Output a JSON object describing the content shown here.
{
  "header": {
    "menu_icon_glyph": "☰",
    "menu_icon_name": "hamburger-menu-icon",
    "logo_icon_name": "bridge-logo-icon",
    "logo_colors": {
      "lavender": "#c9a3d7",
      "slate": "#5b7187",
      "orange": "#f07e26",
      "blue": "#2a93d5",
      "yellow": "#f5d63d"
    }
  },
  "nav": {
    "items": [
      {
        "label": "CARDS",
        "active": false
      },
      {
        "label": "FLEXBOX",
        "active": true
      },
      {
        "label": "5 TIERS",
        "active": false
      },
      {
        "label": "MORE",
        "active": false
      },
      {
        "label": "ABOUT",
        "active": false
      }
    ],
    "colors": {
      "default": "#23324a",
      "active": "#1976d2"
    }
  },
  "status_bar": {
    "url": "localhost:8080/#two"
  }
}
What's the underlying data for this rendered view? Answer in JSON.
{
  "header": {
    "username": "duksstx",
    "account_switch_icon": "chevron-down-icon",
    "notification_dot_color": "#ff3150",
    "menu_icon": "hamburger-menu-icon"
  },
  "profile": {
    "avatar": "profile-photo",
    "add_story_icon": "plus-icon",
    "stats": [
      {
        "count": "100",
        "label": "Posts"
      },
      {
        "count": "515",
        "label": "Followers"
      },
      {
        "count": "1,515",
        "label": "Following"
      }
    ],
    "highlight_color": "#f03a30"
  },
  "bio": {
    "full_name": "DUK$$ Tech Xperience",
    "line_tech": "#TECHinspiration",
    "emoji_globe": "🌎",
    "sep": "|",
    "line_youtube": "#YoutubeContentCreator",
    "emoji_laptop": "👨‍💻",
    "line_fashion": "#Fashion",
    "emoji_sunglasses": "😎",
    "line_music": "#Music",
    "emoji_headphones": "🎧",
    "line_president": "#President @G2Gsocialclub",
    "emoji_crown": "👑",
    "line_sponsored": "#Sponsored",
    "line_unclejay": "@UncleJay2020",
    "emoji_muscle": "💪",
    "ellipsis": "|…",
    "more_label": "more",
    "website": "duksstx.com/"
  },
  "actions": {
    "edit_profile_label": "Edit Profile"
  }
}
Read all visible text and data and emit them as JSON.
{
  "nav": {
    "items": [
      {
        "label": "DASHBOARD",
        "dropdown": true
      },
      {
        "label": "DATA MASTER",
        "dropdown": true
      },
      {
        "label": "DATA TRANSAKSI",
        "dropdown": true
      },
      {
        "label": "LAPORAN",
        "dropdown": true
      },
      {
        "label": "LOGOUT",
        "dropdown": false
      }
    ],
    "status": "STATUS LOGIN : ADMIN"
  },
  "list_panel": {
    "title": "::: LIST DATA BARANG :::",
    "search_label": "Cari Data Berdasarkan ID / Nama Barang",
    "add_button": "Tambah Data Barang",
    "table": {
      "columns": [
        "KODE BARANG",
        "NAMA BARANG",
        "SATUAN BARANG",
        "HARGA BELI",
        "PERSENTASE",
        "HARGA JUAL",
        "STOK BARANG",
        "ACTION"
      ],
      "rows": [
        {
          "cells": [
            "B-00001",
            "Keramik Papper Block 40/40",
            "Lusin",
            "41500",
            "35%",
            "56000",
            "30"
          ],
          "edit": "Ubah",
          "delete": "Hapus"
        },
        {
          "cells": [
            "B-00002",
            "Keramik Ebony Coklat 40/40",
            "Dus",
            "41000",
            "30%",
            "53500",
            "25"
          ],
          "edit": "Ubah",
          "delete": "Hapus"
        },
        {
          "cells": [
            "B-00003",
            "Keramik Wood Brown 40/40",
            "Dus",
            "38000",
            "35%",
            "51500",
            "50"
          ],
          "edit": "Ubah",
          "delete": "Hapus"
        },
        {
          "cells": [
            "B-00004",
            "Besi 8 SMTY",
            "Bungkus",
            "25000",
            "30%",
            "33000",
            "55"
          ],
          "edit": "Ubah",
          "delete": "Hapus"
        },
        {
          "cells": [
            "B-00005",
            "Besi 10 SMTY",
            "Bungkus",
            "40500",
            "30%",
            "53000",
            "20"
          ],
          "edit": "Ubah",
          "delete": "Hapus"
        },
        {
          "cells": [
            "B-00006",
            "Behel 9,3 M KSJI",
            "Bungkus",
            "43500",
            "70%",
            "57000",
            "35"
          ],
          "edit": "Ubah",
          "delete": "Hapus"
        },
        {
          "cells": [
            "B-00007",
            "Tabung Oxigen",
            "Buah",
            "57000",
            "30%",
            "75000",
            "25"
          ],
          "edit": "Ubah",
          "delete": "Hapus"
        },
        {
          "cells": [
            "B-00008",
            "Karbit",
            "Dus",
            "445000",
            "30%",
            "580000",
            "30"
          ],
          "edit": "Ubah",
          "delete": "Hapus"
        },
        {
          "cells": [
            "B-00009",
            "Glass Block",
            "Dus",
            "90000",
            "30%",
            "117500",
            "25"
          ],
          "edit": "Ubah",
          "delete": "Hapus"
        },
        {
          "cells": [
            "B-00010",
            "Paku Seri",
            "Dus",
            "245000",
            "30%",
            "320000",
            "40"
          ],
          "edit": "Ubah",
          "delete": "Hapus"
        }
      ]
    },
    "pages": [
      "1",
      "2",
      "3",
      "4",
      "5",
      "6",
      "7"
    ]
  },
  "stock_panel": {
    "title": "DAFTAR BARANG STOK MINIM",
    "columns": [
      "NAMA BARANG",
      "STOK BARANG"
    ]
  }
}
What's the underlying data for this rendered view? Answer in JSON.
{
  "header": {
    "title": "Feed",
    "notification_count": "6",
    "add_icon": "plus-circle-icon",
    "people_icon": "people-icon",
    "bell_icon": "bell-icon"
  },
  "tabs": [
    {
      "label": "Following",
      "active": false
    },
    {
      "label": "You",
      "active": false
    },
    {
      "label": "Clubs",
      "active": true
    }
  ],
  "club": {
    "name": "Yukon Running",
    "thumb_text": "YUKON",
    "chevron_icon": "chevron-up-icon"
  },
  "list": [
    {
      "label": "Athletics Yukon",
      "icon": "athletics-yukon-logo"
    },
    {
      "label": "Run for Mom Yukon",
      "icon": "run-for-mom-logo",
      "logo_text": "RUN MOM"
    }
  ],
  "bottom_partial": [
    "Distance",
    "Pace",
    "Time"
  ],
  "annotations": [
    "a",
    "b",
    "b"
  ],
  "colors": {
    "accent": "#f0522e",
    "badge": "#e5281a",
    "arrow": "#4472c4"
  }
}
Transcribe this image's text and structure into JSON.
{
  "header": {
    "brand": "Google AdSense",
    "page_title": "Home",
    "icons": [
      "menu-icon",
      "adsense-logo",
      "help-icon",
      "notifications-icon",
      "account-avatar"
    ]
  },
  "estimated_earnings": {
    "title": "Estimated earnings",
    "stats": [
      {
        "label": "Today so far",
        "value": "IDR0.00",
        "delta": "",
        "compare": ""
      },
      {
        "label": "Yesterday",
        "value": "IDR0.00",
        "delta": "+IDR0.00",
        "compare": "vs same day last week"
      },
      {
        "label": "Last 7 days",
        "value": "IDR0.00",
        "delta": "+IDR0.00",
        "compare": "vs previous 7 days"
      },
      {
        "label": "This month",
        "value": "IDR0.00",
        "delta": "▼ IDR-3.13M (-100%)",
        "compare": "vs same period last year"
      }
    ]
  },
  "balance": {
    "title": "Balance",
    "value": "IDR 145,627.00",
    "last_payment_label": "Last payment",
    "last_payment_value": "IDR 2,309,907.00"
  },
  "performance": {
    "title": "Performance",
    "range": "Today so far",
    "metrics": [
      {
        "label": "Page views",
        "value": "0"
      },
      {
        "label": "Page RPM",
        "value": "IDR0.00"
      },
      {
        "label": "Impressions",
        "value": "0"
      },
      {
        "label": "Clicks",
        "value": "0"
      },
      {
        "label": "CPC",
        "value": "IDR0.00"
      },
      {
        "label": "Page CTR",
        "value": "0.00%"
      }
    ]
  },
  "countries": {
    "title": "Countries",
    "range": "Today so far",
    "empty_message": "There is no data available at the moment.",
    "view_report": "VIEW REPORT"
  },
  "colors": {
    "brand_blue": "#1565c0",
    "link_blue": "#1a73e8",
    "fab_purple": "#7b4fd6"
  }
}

___

● EXERCISE GOAL: Copy out all lines from the material above that contain the string "chevron".

● THE REPLY:
    "account_switch_icon": "chevron-down-icon",
    "chevron_icon": "chevron-up-icon"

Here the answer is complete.